----- Supplied records

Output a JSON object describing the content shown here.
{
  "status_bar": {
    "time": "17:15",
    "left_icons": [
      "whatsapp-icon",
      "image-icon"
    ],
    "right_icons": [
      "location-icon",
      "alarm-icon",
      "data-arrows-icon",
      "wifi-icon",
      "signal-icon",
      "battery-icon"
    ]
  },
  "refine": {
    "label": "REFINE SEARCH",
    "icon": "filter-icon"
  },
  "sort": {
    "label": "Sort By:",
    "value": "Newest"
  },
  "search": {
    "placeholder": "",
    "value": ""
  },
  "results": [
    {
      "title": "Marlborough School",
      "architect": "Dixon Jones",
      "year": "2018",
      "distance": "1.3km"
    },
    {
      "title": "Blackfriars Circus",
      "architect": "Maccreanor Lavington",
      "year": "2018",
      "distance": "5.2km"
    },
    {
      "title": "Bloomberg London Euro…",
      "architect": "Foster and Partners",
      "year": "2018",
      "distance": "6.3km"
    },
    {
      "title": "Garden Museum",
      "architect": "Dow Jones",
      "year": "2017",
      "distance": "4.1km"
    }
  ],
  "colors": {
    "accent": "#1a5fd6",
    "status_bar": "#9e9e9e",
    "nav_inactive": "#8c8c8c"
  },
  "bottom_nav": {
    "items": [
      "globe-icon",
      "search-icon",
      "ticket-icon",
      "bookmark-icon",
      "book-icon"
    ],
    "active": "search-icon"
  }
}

----------

Exercise task
Check each line above for "Jones" and return the ones that have it.

Result
      "architect": "Dixon Jones",
      "architect": "Dow Jones",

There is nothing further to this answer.